Could you transcribe the material below exactly, without leaving out a single line?

DATA SUPPLIED —
'''

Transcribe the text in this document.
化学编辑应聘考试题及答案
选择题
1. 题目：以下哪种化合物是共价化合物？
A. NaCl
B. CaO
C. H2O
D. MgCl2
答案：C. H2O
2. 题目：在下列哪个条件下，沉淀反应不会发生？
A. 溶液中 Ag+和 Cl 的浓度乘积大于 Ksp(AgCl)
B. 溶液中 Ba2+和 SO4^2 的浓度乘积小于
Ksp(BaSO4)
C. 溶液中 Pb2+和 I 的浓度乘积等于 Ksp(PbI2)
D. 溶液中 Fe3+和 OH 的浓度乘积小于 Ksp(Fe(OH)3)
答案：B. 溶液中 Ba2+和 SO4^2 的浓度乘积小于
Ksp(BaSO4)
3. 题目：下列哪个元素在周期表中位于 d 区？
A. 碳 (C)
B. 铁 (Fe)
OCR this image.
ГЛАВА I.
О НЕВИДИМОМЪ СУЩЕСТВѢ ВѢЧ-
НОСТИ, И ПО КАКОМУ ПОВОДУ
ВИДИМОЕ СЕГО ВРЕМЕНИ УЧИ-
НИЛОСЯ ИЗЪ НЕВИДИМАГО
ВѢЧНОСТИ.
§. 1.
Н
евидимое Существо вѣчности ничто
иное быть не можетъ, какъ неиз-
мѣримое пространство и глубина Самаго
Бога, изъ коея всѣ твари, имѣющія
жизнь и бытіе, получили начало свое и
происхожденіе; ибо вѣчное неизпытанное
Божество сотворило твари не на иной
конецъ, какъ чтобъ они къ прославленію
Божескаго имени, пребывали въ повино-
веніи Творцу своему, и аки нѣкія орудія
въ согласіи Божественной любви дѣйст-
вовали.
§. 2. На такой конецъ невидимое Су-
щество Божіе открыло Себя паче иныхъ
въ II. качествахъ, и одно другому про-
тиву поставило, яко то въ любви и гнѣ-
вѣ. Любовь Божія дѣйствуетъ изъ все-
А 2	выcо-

'''

OUTPUT —
Transcribe the text in this document.
化学编辑应聘考试题及答案
选择题
1. 题目：以下哪种化合物是共价化合物？
A. NaCl
B. CaO
C. H2O
D. MgCl2
答案：C. H2O
2. 题目：在下列哪个条件下，沉淀反应不会发生？
A. 溶液中 Ag+和 Cl 的浓度乘积大于 Ksp(AgCl)
B. 溶液中 Ba2+和 SO4^2 的浓度乘积小于
Ksp(BaSO4)
C. 溶液中 Pb2+和 I 的浓度乘积等于 Ksp(PbI2)
D. 溶液中 Fe3+和 OH 的浓度乘积小于 Ksp(Fe(OH)3)
答案：B. 溶液中 Ba2+和 SO4^2 的浓度乘积小于
Ksp(BaSO4)
3. 题目：下列哪个元素在周期表中位于 d 区？
A. 碳 (C)
B. 铁 (Fe)
OCR this image.
ГЛАВА I.
О НЕВИДИМОМЪ СУЩЕСТВѢ ВѢЧ-
НОСТИ, И ПО КАКОМУ ПОВОДУ
ВИДИМОЕ СЕГО ВРЕМЕНИ УЧИ-
НИЛОСЯ ИЗЪ НЕВИДИМАГО
ВѢЧНОСТИ.
§. 1.
Н
евидимое Существо вѣчности ничто
иное быть не можетъ, какъ неиз-
мѣримое пространство и глубина Самаго
Бога, изъ коея всѣ твари, имѣющія
жизнь и бытіе, получили начало свое и
происхожденіе; ибо вѣчное неизпытанное
Божество сотворило твари не на иной
конецъ, какъ чтобъ они къ прославленію
Божескаго имени, пребывали въ повино-
веніи Творцу своему, и аки нѣкія орудія
въ согласіи Божественной любви дѣйст-
вовали.
§. 2. На такой конецъ невидимое Су-
щество Божіе открыло Себя паче иныхъ
въ II. качествахъ, и одно другому про-
тиву поставило, яко то въ любви и гнѣ-
вѣ. Любовь Божія дѣйствуетъ изъ все-
А 2	выcо-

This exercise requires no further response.